## START Data to use

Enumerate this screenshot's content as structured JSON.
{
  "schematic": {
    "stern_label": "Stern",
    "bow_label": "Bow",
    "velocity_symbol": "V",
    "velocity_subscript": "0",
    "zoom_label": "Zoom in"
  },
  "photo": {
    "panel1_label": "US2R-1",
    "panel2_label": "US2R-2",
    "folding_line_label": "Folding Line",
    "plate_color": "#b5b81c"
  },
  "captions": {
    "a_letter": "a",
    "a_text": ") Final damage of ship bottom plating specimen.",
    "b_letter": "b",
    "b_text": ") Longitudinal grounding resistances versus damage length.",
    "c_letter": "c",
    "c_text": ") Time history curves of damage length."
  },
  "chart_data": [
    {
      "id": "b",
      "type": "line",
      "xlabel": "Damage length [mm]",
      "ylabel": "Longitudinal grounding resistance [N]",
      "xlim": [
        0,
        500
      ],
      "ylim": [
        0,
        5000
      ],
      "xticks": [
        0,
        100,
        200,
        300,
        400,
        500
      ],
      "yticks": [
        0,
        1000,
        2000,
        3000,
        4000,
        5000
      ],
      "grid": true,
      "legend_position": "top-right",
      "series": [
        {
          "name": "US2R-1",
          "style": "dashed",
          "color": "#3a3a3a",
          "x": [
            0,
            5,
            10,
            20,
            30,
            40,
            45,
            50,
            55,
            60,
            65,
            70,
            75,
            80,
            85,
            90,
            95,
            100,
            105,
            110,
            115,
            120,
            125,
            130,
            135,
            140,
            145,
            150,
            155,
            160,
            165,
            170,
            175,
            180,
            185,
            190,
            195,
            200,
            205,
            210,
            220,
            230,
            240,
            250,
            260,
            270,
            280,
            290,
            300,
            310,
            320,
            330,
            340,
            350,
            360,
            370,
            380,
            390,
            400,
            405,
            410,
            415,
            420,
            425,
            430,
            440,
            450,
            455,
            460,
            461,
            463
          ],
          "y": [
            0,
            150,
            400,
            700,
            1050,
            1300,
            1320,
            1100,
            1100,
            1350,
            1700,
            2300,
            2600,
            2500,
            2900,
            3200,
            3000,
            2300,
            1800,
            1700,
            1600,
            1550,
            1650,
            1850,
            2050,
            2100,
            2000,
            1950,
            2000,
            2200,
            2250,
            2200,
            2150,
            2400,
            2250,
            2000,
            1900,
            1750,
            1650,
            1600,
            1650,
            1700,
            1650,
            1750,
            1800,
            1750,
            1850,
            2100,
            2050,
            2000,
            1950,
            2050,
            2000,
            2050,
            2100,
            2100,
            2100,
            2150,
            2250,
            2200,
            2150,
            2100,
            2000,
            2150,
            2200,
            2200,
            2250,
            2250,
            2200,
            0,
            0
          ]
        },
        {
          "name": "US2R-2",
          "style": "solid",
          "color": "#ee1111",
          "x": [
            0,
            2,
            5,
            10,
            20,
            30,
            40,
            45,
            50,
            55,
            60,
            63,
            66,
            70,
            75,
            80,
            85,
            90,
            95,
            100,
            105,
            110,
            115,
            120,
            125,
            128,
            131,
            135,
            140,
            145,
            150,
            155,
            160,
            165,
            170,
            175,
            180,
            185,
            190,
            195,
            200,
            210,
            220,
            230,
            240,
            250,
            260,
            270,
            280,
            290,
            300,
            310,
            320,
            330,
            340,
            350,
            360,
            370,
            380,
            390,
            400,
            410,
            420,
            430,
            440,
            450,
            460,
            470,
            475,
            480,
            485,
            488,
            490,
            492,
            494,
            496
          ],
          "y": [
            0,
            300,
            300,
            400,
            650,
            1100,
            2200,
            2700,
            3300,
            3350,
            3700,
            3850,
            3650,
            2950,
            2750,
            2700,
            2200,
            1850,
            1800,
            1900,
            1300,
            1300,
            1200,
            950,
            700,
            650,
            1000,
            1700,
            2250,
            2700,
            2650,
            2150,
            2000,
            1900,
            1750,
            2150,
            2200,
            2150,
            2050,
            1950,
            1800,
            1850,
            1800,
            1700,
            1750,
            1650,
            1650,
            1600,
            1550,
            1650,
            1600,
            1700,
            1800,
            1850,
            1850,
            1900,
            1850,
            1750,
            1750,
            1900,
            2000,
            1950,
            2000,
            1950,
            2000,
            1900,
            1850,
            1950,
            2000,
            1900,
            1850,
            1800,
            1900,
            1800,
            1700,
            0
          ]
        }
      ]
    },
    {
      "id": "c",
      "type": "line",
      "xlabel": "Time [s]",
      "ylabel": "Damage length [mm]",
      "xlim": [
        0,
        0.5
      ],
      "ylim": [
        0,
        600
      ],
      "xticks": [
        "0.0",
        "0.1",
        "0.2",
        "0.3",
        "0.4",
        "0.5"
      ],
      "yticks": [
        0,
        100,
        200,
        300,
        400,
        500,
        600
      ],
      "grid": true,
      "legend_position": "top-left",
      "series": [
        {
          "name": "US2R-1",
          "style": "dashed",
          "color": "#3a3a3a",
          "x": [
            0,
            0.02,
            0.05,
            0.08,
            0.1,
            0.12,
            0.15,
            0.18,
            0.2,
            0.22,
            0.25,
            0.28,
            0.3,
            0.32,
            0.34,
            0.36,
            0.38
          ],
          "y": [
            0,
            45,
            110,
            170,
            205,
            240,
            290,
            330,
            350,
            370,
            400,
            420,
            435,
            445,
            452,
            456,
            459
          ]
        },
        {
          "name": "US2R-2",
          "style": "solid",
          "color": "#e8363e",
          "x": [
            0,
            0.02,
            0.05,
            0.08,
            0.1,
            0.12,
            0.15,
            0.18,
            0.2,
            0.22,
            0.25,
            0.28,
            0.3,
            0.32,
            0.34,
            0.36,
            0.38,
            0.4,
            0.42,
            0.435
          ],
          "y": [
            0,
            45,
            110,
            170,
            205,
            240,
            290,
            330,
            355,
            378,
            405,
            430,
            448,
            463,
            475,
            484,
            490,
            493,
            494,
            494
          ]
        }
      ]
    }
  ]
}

## END Data to use

Print the complete listing again, exactly as it stands.

> [Answer for this exercise]
Enumerate this screenshot's content as structured JSON.
{
  "schematic": {
    "stern_label": "Stern",
    "bow_label": "Bow",
    "velocity_symbol": "V",
    "velocity_subscript": "0",
    "zoom_label": "Zoom in"
  },
  "photo": {
    "panel1_label": "US2R-1",
    "panel2_label": "US2R-2",
    "folding_line_label": "Folding Line",
    "plate_color": "#b5b81c"
  },
  "captions": {
    "a_letter": "a",
    "a_text": ") Final damage of ship bottom plating specimen.",
    "b_letter": "b",
    "b_text": ") Longitudinal grounding resistances versus damage length.",
    "c_letter": "c",
    "c_text": ") Time history curves of damage length."
  },
  "chart_data": [
    {
      "id": "b",
      "type": "line",
      "xlabel": "Damage length [mm]",
      "ylabel": "Longitudinal grounding resistance [N]",
      "xlim": [
        0,
        500
      ],
      "ylim": [
        0,
        5000
      ],
      "xticks": [
        0,
        100,
        200,
        300,
        400,
        500
      ],
      "yticks": [
        0,
        1000,
        2000,
        3000,
        4000,
        5000
      ],
      "grid": true,
      "legend_position": "top-right",
      "series": [
        {
          "name": "US2R-1",
          "style": "dashed",
          "color": "#3a3a3a",
          "x": [
            0,
            5,
            10,
            20,
            30,
            40,
            45,
            50,
            55,
            60,
            65,
            70,
            75,
            80,
            85,
            90,
            95,
            100,
            105,
            110,
            115,
            120,
            125,
            130,
            135,
            140,
            145,
            150,
            155,
            160,
            165,
            170,
            175,
            180,
            185,
            190,
            195,
            200,
            205,
            210,
            220,
            230,
            240,
            250,
            260,
            270,
            280,
            290,
            300,
            310,
            320,
            330,
            340,
            350,
            360,
            370,
            380,
            390,
            400,
            405,
            410,
            415,
            420,
            425,
            430,
            440,
            450,
            455,
            460,
            461,
            463
          ],
          "y": [
            0,
            150,
            400,
            700,
            1050,
            1300,
            1320,
            1100,
            1100,
            1350,
            1700,
            2300,
            2600,
            2500,
            2900,
            3200,
            3000,
            2300,
            1800,
            1700,
            1600,
            1550,
            1650,
            1850,
            2050,
            2100,
            2000,
            1950,
            2000,
            2200,
            2250,
            2200,
            2150,
            2400,
            2250,
            2000,
            1900,
            1750,
            1650,
            1600,
            1650,
            1700,
            1650,
            1750,
            1800,
            1750,
            1850,
            2100,
            2050,
            2000,
            1950,
            2050,
            2000,
            2050,
            2100,
            2100,
            2100,
            2150,
            2250,
            2200,
            2150,
            2100,
            2000,
            2150,
            2200,
            2200,
            2250,
            2250,
            2200,
            0,
            0
          ]
        },
        {
          "name": "US2R-2",
          "style": "solid",
          "color": "#ee1111",
          "x": [
            0,
            2,
            5,
            10,
            20,
            30,
            40,
            45,
            50,
            55,
            60,
            63,
            66,
            70,
            75,
            80,
            85,
            90,
            95,
            100,
            105,
            110,
            115,
            120,
            125,
            128,
            131,
            135,
            140,
            145,
            150,
            155,
            160,
            165,
            170,
            175,
            180,
            185,
            190,
            195,
            200,
            210,
            220,
            230,
            240,
            250,
            260,
            270,
            280,
            290,
            300,
            310,
            320,
            330,
            340,
            350,
            360,
            370,
            380,
            390,
            400,
            410,
            420,
            430,
            440,
            450,
            460,
            470,
            475,
            480,
            485,
            488,
            490,
            492,
            494,
            496
          ],
          "y": [
            0,
            300,
            300,
            400,
            650,
            1100,
            2200,
            2700,
            3300,
            3350,
            3700,
            3850,
            3650,
            2950,
            2750,
            2700,
            2200,
            1850,
            1800,
            1900,
            1300,
            1300,
            1200,
            950,
            700,
            650,
            1000,
            1700,
            2250,
            2700,
            2650,
            2150,
            2000,
            1900,
            1750,
            2150,
            2200,
            2150,
            2050,
            1950,
            1800,
            1850,
            1800,
            1700,
            1750,
            1650,
            1650,
            1600,
            1550,
            1650,
            1600,
            1700,
            1800,
            1850,
            1850,
            1900,
            1850,
            1750,
            1750,
            1900,
            2000,
            1950,
            2000,
            1950,
            2000,
            1900,
            1850,
            1950,
            2000,
            1900,
            1850,
            1800,
            1900,
            1800,
            1700,
            0
          ]
        }
      ]
    },
    {
      "id": "c",
      "type": "line",
      "xlabel": "Time [s]",
      "ylabel": "Damage length [mm]",
      "xlim": [
        0,
        0.5
      ],
      "ylim": [
        0,
        600
      ],
      "xticks": [
        "0.0",
        "0.1",
        "0.2",
        "0.3",
        "0.4",
        "0.5"
      ],
      "yticks": [
        0,
        100,
        200,
        300,
        400,
        500,
        600
      ],
      "grid": true,
      "legend_position": "top-left",
      "series": [
        {
          "name": "US2R-1",
          "style": "dashed",
          "color": "#3a3a3a",
          "x": [
            0,
            0.02,
            0.05,
            0.08,
            0.1,
            0.12,
            0.15,
            0.18,
            0.2,
            0.22,
            0.25,
            0.28,
            0.3,
            0.32,
            0.34,
            0.36,
            0.38
          ],
          "y": [
            0,
            45,
            110,
            170,
            205,
            240,
            290,
            330,
            350,
            370,
            400,
            420,
            435,
            445,
            452,
            456,
            459
          ]
        },
        {
          "name": "US2R-2",
          "style": "solid",
          "color": "#e8363e",
          "x": [
            0,
            0.02,
            0.05,
            0.08,
            0.1,
            0.12,
            0.15,
            0.18,
            0.2,
            0.22,
            0.25,
            0.28,
            0.3,
            0.32,
            0.34,
            0.36,
            0.38,
            0.4,
            0.42,
            0.435
          ],
          "y": [
            0,
            45,
            110,
            170,
            205,
            240,
            290,
            330,
            355,
            378,
            405,
            430,
            448,
            463,
            475,
            484,
            490,
            493,
            494,
            494
          ]
        }
      ]
    }
  ]
}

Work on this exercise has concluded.